WHAT YOU HAVE TO DO.
Reproduce all of the material exactly as shown.

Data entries
===
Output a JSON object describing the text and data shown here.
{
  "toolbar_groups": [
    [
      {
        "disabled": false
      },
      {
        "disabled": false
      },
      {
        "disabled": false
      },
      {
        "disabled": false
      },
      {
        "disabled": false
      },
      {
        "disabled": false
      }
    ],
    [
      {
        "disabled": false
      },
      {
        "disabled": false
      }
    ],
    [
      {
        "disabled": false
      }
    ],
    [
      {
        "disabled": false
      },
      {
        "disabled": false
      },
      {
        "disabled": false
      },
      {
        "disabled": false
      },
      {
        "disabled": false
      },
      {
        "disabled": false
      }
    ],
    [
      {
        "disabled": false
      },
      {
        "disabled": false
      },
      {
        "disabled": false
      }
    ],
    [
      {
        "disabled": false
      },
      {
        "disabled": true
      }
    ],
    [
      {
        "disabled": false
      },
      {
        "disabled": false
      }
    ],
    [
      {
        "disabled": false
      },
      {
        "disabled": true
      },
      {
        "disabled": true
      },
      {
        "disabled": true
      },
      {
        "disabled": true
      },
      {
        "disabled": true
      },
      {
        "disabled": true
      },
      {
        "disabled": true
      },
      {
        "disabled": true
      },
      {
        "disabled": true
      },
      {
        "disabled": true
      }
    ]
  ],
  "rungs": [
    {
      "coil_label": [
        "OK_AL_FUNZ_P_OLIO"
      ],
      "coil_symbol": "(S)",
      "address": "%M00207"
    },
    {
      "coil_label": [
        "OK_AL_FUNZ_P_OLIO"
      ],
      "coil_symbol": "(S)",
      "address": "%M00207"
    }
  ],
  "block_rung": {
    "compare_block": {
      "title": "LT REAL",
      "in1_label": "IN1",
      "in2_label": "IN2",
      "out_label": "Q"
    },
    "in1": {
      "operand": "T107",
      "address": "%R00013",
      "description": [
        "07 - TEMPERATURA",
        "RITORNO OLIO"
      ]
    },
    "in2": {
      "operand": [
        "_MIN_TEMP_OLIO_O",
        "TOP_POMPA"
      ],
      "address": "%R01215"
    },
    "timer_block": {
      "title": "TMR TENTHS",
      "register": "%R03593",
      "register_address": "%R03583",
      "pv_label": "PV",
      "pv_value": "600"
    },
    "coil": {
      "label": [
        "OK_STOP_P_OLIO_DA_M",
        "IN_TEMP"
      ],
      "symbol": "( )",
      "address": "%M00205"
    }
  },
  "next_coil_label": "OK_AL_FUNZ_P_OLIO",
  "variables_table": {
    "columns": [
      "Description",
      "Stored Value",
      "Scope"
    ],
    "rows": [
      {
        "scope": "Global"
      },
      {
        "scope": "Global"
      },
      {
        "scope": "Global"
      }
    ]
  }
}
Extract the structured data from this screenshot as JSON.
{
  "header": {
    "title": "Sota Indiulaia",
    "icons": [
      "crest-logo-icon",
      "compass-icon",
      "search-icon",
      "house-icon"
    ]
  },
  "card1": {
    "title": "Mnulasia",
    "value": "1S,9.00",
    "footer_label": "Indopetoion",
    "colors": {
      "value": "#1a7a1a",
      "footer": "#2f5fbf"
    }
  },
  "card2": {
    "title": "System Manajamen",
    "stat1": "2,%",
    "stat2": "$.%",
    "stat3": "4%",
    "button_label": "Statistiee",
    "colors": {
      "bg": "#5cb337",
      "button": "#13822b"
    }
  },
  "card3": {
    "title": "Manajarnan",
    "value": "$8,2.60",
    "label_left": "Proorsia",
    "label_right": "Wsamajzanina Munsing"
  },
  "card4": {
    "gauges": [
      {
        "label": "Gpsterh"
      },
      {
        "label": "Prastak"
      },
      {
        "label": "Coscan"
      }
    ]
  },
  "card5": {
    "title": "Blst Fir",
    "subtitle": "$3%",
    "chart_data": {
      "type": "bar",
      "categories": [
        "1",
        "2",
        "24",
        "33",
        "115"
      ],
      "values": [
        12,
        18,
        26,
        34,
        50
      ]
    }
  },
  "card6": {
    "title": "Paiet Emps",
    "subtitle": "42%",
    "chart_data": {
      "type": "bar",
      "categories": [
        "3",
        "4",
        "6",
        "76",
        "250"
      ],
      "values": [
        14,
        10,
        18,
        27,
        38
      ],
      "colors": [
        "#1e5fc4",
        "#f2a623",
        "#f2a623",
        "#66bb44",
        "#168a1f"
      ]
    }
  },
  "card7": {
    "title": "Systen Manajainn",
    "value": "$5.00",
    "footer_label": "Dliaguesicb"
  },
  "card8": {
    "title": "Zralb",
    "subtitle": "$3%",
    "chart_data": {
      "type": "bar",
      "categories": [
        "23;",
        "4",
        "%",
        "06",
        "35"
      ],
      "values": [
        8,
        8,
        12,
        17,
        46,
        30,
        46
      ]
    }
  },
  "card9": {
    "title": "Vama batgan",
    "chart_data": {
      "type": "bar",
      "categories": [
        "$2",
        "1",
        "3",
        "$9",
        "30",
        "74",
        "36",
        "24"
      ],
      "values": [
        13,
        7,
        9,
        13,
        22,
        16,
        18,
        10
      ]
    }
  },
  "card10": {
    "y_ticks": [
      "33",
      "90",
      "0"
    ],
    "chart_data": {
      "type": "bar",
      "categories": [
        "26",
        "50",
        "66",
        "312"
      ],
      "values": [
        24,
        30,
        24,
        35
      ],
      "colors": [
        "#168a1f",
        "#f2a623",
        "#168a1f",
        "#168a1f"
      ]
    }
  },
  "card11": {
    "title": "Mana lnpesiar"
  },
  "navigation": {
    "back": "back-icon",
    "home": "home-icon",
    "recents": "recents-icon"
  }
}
===
TASK RESPONSE.
Output a JSON object describing the text and data shown here.
{
  "toolbar_groups": [
    [
      {
        "disabled": false
      },
      {
        "disabled": false
      },
      {
        "disabled": false
      },
      {
        "disabled": false
      },
      {
        "disabled": false
      },
      {
        "disabled": false
      }
    ],
    [
      {
        "disabled": false
      },
      {
        "disabled": false
      }
    ],
    [
      {
        "disabled": false
      }
    ],
    [
      {
        "disabled": false
      },
      {
        "disabled": false
      },
      {
        "disabled": false
      },
      {
        "disabled": false
      },
      {
        "disabled": false
      },
      {
        "disabled": false
      }
    ],
    [
      {
        "disabled": false
      },
      {
        "disabled": false
      },
      {
        "disabled": false
      }
    ],
    [
      {
        "disabled": false
      },
      {
        "disabled": true
      }
    ],
    [
      {
        "disabled": false
      },
      {
        "disabled": false
      }
    ],
    [
      {
        "disabled": false
      },
      {
        "disabled": true
      },
      {
        "disabled": true
      },
      {
        "disabled": true
      },
      {
        "disabled": true
      },
      {
        "disabled": true
      },
      {
        "disabled": true
      },
      {
        "disabled": true
      },
      {
        "disabled": true
      },
      {
        "disabled": true
      },
      {
        "disabled": true
      }
    ]
  ],
  "rungs": [
    {
      "coil_label": [
        "OK_AL_FUNZ_P_OLIO"
      ],
      "coil_symbol": "(S)",
      "address": "%M00207"
    },
    {
      "coil_label": [
        "OK_AL_FUNZ_P_OLIO"
      ],
      "coil_symbol": "(S)",
      "address": "%M00207"
    }
  ],
  "block_rung": {
    "compare_block": {
      "title": "LT REAL",
      "in1_label": "IN1",
      "in2_label": "IN2",
      "out_label": "Q"
    },
    "in1": {
      "operand": "T107",
      "address": "%R00013",
      "description": [
        "07 - TEMPERATURA",
        "RITORNO OLIO"
      ]
    },
    "in2": {
      "operand": [
        "_MIN_TEMP_OLIO_O",
        "TOP_POMPA"
      ],
      "address": "%R01215"
    },
    "timer_block": {
      "title": "TMR TENTHS",
      "register": "%R03593",
      "register_address": "%R03583",
      "pv_label": "PV",
      "pv_value": "600"
    },
    "coil": {
      "label": [
        "OK_STOP_P_OLIO_DA_M",
        "IN_TEMP"
      ],
      "symbol": "( )",
      "address": "%M00205"
    }
  },
  "next_coil_label": "OK_AL_FUNZ_P_OLIO",
  "variables_table": {
    "columns": [
      "Description",
      "Stored Value",
      "Scope"
    ],
    "rows": [
      {
        "scope": "Global"
      },
      {
        "scope": "Global"
      },
      {
        "scope": "Global"
      }
    ]
  }
}
Extract the structured data from this screenshot as JSON.
{
  "header": {
    "title": "Sota Indiulaia",
    "icons": [
      "crest-logo-icon",
      "compass-icon",
      "search-icon",
      "house-icon"
    ]
  },
  "card1": {
    "title": "Mnulasia",
    "value": "1S,9.00",
    "footer_label": "Indopetoion",
    "colors": {
      "value": "#1a7a1a",
      "footer": "#2f5fbf"
    }
  },
  "card2": {
    "title": "System Manajamen",
    "stat1": "2,%",
    "stat2": "$.%",
    "stat3": "4%",
    "button_label": "Statistiee",
    "colors": {
      "bg": "#5cb337",
      "button": "#13822b"
    }
  },
  "card3": {
    "title": "Manajarnan",
    "value": "$8,2.60",
    "label_left": "Proorsia",
    "label_right": "Wsamajzanina Munsing"
  },
  "card4": {
    "gauges": [
      {
        "label": "Gpsterh"
      },
      {
        "label": "Prastak"
      },
      {
        "label": "Coscan"
      }
    ]
  },
  "card5": {
    "title": "Blst Fir",
    "subtitle": "$3%",
    "chart_data": {
      "type": "bar",
      "categories": [
        "1",
        "2",
        "24",
        "33",
        "115"
      ],
      "values": [
        12,
        18,
        26,
        34,
        50
      ]
    }
  },
  "card6": {
    "title": "Paiet Emps",
    "subtitle": "42%",
    "chart_data": {
      "type": "bar",
      "categories": [
        "3",
        "4",
        "6",
        "76",
        "250"
      ],
      "values": [
        14,
        10,
        18,
        27,
        38
      ],
      "colors": [
        "#1e5fc4",
        "#f2a623",
        "#f2a623",
        "#66bb44",
        "#168a1f"
      ]
    }
  },
  "card7": {
    "title": "Systen Manajainn",
    "value": "$5.00",
    "footer_label": "Dliaguesicb"
  },
  "card8": {
    "title": "Zralb",
    "subtitle": "$3%",
    "chart_data": {
      "type": "bar",
      "categories": [
        "23;",
        "4",
        "%",
        "06",
        "35"
      ],
      "values": [
        8,
        8,
        12,
        17,
        46,
        30,
        46
      ]
    }
  },
  "card9": {
    "title": "Vama batgan",
    "chart_data": {
      "type": "bar",
      "categories": [
        "$2",
        "1",
        "3",
        "$9",
        "30",
        "74",
        "36",
        "24"
      ],
      "values": [
        13,
        7,
        9,
        13,
        22,
        16,
        18,
        10
      ]
    }
  },
  "card10": {
    "y_ticks": [
      "33",
      "90",
      "0"
    ],
    "chart_data": {
      "type": "bar",
      "categories": [
        "26",
        "50",
        "66",
        "312"
      ],
      "values": [
        24,
        30,
        24,
        35
      ],
      "colors": [
        "#168a1f",
        "#f2a623",
        "#168a1f",
        "#168a1f"
      ]
    }
  },
  "card11": {
    "title": "Mana lnpesiar"
  },
  "navigation": {
    "back": "back-icon",
    "home": "home-icon",
    "recents": "recents-icon"
  }
}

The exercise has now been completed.